◆ **TASK PROMPT**: Hunt for the word "المترشحين" across the entries below, copying each line that holds it.

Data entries
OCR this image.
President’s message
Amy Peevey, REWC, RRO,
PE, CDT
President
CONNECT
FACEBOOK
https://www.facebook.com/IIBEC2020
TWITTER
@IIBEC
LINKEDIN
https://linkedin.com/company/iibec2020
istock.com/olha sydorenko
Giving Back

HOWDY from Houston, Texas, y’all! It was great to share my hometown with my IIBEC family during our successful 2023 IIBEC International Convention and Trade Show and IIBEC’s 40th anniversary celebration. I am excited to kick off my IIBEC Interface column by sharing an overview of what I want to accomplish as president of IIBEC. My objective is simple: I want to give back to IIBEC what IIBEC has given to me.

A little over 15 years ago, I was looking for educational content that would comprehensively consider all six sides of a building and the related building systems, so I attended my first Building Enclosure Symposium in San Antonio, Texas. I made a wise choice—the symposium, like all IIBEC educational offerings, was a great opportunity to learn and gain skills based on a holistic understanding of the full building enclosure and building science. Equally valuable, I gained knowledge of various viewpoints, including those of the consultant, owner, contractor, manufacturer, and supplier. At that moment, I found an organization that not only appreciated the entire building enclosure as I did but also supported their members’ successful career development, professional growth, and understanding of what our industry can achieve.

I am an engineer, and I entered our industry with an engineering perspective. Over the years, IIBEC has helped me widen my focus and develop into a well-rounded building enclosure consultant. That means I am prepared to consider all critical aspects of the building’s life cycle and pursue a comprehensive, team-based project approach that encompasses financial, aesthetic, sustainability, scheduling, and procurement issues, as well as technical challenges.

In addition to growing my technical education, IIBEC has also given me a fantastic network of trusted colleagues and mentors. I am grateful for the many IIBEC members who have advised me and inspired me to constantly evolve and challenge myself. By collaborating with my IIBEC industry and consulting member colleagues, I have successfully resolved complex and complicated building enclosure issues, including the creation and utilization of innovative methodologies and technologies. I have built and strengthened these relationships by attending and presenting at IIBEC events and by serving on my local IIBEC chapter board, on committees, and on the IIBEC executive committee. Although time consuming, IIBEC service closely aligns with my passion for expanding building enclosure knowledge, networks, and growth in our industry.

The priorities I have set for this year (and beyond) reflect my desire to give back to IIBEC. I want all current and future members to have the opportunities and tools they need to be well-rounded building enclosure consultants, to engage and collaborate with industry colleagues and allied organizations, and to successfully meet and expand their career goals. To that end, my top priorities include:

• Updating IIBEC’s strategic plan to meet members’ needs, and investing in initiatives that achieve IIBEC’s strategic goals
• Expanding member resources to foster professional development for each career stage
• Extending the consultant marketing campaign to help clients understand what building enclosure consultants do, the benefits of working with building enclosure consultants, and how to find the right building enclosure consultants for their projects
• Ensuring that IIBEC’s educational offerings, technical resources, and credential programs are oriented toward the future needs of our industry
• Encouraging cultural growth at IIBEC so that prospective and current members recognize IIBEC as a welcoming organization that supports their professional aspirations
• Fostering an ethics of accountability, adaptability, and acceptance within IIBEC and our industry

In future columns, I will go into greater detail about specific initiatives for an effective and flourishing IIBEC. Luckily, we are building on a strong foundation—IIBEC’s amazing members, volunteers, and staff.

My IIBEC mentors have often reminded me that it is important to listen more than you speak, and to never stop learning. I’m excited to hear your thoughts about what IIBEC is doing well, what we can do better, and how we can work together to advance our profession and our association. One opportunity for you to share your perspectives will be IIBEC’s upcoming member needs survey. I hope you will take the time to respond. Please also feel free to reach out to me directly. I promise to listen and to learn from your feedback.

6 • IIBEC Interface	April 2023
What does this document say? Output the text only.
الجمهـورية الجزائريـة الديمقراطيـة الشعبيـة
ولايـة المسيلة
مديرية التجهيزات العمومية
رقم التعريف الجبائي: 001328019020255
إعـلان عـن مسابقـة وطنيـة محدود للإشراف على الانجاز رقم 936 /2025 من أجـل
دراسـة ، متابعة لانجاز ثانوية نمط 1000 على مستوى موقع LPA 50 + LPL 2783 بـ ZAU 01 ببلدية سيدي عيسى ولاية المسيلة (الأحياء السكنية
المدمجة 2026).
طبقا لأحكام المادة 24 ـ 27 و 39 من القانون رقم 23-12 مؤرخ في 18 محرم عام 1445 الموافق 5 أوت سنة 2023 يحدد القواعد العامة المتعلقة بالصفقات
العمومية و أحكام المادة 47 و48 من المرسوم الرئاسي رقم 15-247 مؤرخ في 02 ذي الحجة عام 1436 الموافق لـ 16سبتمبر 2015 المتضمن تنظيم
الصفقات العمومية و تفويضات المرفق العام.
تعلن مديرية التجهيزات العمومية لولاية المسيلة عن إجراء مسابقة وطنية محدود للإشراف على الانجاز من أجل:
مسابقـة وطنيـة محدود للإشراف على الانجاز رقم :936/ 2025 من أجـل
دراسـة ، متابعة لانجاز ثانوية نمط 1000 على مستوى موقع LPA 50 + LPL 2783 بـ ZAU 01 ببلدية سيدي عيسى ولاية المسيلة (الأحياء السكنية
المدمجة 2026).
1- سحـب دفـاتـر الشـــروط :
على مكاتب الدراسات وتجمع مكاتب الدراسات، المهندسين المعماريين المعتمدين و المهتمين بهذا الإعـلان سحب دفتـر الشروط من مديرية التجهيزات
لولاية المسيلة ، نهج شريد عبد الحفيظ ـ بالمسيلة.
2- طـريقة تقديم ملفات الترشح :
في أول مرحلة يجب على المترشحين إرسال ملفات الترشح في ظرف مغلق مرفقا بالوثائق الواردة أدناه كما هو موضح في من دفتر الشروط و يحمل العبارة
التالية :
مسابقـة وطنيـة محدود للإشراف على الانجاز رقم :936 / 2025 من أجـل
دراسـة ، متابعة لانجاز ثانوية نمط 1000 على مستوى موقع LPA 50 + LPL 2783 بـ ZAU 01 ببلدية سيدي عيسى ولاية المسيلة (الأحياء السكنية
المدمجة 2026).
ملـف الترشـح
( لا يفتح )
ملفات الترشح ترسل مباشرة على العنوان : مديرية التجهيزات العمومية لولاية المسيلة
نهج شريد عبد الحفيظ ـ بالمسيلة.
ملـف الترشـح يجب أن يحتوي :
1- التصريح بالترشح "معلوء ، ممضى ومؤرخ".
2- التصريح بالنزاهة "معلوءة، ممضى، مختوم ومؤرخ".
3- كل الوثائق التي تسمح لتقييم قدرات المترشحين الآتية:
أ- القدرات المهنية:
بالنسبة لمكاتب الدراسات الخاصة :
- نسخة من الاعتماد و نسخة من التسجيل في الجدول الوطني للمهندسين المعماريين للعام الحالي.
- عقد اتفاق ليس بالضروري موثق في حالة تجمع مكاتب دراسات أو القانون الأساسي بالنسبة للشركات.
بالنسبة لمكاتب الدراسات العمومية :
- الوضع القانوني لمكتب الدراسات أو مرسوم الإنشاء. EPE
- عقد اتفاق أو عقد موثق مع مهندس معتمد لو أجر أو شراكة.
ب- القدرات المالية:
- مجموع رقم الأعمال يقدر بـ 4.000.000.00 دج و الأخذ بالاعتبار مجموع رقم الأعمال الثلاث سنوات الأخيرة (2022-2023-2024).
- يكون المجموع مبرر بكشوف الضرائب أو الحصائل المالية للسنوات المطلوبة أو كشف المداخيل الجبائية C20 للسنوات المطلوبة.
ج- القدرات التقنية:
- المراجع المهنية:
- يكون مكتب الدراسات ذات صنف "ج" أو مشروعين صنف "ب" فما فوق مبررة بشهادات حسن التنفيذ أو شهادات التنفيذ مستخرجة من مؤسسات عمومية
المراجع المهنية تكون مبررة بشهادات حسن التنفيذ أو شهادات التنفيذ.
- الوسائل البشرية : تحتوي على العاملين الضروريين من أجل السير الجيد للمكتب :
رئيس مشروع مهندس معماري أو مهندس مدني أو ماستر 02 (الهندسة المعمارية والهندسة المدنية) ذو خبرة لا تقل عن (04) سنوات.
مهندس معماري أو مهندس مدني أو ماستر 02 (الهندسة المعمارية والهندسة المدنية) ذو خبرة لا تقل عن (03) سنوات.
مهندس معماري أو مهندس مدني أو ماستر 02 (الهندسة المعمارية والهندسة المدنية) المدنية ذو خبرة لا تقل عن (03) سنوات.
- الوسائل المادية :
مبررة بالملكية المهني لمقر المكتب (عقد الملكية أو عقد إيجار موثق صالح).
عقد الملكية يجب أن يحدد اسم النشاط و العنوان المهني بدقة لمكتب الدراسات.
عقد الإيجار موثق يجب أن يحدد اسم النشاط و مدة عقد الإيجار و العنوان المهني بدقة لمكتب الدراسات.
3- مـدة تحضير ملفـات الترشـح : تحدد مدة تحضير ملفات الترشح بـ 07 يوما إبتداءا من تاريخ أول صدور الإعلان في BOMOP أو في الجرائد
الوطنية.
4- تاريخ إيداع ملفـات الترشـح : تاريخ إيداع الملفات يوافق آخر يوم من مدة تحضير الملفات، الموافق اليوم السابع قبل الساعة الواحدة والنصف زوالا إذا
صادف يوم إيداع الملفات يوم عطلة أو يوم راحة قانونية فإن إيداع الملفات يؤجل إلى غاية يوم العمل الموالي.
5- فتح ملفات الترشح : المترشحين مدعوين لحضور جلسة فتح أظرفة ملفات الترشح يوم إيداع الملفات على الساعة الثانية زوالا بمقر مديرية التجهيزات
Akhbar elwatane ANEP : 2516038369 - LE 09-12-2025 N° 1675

◆ **EXERCISE RESULT**:
في أول مرحلة يجب على المترشحين إرسال ملفات الترشح في ظرف مغلق مرفقا بالوثائق الواردة أدناه كما هو موضح في من دفتر الشروط و يحمل العبارة
3- كل الوثائق التي تسمح لتقييم قدرات المترشحين الآتية:
5- فتح ملفات الترشح : المترشحين مدعوين لحضور جلسة فتح أظرفة ملفات الترشح يوم إيداع الملفات على الساعة الثانية زوالا بمقر مديرية التجهيزات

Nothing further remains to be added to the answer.